Elon Musk terlibat dalam sidang sengit melawan OpenAI dan CEO-nya, Sam Altman. Namun, alih-alih hadir di pengadilan, miliarder terkaya di dunia ini justru melakukan kunjungan resmi ke China bersama Presiden Donald Trump. Keputusan ini membuat para pengacaranya kebingungan dan meninggalkan pengadilan dalam keadaan tidak siap.
Sidang hari ini memasuki tahap pembacaan argumen penutup oleh kedua belah pihak. Steven Molo, pengacara utama Musk, memulai dengan permintaan maaf atas ketidakhadiran kliennya. "Dia menyesal tidak bisa hadir," ujar Molo, sebagaimana dilaporkan oleh The Verge. Molo kemudian menekankan pentingnya kewajiban sebagai juri, "yang sebenarnya bukan pertanda baik dalam pembacaan argumen penutup," komentar Elizabeth Lopatto dari situs tersebut.
Baik Musk maupun Altman sebelumnya telah memberikan kesaksian di pengadilan. Karena Musk berpotensi dipanggil kembali, Hakim Distrik AS Yvonne Gonzalez Rogers memerintahkan agar Musk berada dalam "status recall", artinya ia harus siap untuk memberikan kesaksian lagi jika diminta. Menurut NBC News yang mengutip sumber yang mengetahui masalah ini, Musk tidak pernah meminta izin kepada hakim untuk meninggalkan negeri dan masih berada dalam status recall.

Cuplikan Data —
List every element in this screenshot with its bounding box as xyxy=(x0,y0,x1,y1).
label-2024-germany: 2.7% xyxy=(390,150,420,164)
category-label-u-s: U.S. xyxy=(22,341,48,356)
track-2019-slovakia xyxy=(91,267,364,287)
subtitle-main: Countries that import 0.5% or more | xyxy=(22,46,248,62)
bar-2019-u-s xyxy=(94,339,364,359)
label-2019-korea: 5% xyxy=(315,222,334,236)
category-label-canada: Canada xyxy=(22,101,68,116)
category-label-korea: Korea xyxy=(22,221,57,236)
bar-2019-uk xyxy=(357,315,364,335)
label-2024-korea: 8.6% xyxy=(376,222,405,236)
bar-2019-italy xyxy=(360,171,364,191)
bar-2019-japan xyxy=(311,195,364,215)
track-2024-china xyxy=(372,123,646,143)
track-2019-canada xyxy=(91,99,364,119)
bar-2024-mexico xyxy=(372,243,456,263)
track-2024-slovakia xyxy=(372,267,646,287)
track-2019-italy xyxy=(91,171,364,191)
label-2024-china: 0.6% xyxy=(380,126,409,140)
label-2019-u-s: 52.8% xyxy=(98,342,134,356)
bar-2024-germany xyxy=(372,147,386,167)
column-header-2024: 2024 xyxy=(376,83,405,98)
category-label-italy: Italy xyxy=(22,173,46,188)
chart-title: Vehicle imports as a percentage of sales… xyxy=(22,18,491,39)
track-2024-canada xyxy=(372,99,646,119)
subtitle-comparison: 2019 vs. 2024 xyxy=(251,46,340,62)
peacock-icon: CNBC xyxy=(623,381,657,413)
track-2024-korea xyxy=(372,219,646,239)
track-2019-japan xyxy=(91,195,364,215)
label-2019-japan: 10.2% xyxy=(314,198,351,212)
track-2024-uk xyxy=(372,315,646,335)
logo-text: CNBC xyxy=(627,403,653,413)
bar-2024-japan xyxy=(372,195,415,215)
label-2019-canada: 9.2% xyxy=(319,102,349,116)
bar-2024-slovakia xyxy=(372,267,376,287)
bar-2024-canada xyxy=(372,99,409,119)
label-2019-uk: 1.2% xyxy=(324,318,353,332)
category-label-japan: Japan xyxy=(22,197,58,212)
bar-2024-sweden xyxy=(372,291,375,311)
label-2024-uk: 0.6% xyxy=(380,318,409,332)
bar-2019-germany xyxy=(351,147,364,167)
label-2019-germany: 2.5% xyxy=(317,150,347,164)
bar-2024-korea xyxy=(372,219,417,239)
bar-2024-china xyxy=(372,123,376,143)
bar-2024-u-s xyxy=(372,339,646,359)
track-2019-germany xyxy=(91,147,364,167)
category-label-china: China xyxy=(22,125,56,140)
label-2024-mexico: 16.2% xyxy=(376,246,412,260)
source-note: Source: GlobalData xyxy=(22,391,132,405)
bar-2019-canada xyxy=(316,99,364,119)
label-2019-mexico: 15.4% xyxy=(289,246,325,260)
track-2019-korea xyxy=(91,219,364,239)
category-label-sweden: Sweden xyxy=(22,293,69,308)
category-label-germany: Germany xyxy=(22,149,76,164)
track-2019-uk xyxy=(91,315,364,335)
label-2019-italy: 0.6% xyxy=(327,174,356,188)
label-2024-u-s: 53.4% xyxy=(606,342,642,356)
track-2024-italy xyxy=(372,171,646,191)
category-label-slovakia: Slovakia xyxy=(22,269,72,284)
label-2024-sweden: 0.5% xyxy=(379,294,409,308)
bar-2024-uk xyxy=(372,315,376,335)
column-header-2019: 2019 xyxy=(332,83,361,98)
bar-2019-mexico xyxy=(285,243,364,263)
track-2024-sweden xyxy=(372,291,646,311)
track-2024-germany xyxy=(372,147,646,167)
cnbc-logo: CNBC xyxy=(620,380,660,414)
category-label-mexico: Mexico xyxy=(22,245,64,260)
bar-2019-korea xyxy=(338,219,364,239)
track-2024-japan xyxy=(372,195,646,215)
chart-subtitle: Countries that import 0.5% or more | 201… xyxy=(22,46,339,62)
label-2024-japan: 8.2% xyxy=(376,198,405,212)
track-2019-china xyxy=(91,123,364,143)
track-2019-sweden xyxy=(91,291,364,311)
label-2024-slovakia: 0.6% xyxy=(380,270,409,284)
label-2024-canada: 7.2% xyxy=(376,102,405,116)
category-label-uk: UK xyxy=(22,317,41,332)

Soal Latihan —
• 1. Sebutkan semua nama orang yang muncul dalam teks tentang sidang Musk melawan OpenAI.
• 2. Berikan lanjutan teks tentang sidang Musk melawan OpenAI, mulai dari kalimat sesudah kalimat terakhirnya.

Jawaban per Nomor —
• 1. Elon Musk, Sam Altman, Donald Trump, Steven Molo, Elizabeth Lopatto, dan Yvonne Gonzalez Rogers.

• 2.
Secara teknis, Musk tidak dilarang bepergian, tetapi tindakannya dianggap berisiko tinggi. Jeffrey Bellin, profesor hukum di Universitas Vanderbilt, menyatakan bahwa tidak ada aturan ketat mengenai seberapa dekat seorang saksi harus berada saat dalam status recall. "Seorang saksi yang patut ditanyai biasanya tidak akan meninggalkan negeri," katanya. "Jika saya seorang pengacara, saya pasti memastikan bahwa jika saksi yang terikat status recall meninggalkan negeri, hakim telah menyetujuinya."
Alasan di balik keputusan Musk untuk meninggalkan sidang masih belum jelas. Mungkin ia tidak ingin melewatkan kesempatan untuk memperkuat hubungan bisnisnya di China, negara tempat ia memiliki banyak pengikut dan hubungan penting, meskipun dalam beberapa tahun terakhir, perusahaan otomotifnya tertinggal dari kompetitor lokal. Kepergiannya ini juga terjadi ketika posisi Musk semakin terpojok dalam sidang. Saat memberikan kesaksian, ia terlihat mudah tersinggung dan agresif. Ia menyebut pertanyaan yang diajukan "sangat kompleks secara definisi" sambil gagal mempertahankan sikap percaya diri. Musk juga membantah klaim sebelumnya bahwa Tesla sedang membangun AGI, berbohong tentang jumlah uang yang ia berikan kepada OpenAI, dan dengan bangga mengakui bahwa ia "tidak membaca detail kontrak" yang dibagikan Altman mengenai restrukturisasi OpenAI menjadi perusahaan yang dikendalikan oleh organisasi nirlaba. Ia bahkan kesulitan menjelaskan hubungan Shivon Zilis, mantan anggota dewan OpenAI dan mantan stafnya, yang juga ibu dari beberapa anaknya.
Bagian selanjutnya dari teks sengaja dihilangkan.